[Stored data entries]
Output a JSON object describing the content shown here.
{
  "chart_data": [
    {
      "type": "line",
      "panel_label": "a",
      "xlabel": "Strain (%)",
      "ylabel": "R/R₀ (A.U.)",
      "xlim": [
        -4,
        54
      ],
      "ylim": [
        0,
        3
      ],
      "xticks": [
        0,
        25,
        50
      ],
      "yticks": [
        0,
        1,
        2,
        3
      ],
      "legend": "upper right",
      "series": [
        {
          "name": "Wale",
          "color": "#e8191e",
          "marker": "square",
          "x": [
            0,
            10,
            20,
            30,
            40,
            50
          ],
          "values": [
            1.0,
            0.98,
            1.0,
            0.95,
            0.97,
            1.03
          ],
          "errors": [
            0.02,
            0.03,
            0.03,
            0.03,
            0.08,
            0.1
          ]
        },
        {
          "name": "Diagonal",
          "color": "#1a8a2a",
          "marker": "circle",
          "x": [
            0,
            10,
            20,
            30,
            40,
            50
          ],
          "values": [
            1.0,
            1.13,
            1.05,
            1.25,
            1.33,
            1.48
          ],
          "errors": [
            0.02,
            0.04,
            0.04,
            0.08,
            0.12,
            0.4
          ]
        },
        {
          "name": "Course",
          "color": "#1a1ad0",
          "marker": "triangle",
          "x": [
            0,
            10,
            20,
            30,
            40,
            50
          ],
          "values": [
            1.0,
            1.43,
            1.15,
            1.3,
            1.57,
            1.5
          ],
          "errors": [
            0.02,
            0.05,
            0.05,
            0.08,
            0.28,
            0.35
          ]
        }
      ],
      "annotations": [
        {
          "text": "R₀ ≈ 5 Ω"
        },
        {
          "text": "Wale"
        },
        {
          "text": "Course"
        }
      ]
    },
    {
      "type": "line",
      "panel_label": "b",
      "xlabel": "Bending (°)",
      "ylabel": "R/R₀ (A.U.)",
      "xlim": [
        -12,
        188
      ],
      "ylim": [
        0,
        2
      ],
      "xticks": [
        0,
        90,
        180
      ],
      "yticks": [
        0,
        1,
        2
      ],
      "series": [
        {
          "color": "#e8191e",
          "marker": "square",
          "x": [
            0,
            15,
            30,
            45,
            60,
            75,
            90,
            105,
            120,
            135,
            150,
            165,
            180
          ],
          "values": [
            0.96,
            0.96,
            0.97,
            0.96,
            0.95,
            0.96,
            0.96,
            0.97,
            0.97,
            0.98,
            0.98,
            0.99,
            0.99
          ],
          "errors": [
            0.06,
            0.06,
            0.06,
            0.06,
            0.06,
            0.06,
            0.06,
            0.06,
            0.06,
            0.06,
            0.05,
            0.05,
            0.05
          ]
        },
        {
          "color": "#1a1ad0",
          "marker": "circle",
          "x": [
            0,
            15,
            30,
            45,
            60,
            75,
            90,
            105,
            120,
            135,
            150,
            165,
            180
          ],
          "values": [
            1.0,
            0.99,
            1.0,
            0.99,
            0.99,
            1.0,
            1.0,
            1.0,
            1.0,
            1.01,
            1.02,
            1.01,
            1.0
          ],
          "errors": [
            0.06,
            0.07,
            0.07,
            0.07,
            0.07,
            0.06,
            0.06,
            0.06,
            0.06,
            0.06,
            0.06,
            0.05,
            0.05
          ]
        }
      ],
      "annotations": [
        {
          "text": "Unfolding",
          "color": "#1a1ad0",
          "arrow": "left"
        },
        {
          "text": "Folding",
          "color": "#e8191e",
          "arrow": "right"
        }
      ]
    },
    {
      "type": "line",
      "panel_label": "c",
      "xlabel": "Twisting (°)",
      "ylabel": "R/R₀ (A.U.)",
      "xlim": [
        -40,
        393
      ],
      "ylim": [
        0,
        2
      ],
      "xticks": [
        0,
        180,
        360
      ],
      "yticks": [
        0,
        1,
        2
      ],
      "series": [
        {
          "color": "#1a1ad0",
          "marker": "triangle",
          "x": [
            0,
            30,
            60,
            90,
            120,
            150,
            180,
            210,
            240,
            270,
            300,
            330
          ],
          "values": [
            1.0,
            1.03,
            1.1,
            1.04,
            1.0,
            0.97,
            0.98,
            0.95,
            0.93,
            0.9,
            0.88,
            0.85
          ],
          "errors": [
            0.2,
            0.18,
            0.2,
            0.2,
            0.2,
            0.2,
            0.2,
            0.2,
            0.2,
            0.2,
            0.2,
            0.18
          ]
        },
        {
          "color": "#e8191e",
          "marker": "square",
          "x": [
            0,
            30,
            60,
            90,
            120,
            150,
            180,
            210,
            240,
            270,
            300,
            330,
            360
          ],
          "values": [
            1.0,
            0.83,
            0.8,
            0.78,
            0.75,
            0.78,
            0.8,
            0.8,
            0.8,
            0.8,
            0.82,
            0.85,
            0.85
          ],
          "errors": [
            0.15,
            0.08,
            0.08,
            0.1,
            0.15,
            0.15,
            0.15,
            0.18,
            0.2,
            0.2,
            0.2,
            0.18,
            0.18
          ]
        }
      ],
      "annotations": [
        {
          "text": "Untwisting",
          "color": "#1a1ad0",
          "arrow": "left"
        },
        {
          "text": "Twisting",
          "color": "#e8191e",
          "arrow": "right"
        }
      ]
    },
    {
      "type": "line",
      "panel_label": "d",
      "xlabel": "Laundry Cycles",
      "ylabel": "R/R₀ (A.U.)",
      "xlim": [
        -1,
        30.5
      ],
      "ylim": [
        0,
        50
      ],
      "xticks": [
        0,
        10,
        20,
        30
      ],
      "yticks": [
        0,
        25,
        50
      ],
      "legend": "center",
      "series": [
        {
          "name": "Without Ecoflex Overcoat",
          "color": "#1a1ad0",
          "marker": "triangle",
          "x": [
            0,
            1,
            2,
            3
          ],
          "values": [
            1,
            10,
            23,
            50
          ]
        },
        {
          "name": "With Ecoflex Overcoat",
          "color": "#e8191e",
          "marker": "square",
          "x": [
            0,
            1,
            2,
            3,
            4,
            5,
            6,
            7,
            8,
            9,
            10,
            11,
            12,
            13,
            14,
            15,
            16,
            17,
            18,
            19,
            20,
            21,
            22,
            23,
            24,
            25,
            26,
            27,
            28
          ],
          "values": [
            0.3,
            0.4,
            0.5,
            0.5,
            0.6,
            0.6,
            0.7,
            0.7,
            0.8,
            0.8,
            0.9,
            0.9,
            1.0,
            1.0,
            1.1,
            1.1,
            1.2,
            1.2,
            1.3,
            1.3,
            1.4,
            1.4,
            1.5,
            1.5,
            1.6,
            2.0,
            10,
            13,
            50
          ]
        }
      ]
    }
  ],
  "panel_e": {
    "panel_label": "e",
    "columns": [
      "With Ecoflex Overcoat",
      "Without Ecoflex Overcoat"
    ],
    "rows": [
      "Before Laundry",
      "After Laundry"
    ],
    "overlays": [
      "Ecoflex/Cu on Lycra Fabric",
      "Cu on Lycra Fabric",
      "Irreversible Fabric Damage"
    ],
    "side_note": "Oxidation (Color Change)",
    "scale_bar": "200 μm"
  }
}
--
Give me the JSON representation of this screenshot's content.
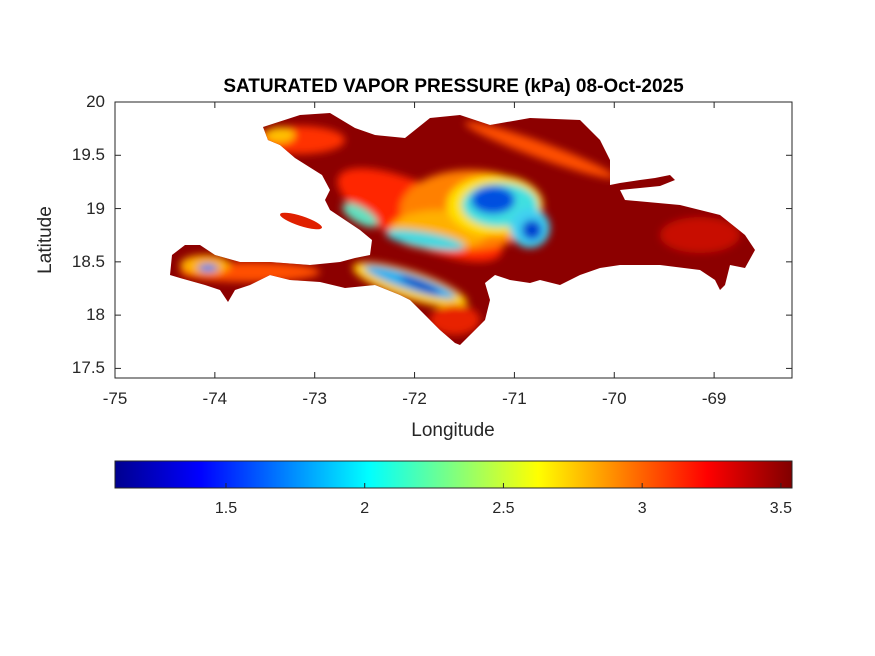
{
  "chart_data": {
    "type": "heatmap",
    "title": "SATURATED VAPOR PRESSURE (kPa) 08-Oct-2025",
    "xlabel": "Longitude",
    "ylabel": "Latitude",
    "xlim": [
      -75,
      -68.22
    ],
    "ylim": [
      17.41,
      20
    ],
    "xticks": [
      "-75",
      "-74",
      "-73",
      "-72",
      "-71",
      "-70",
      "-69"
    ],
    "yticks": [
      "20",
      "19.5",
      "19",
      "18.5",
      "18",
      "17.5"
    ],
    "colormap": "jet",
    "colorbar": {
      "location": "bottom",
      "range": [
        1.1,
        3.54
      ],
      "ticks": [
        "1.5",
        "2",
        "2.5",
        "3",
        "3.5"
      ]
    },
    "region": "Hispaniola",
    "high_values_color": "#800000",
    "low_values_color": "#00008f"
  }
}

* _OBJECTIVE_: Locate all lines that include the word "name" and copy them out.

* _RESPONSE BELOW_:
          "name": "Wale",
          "name": "Diagonal",
          "name": "Course",
          "name": "Without Ecoflex Overcoat",
          "name": "With Ecoflex Overcoat",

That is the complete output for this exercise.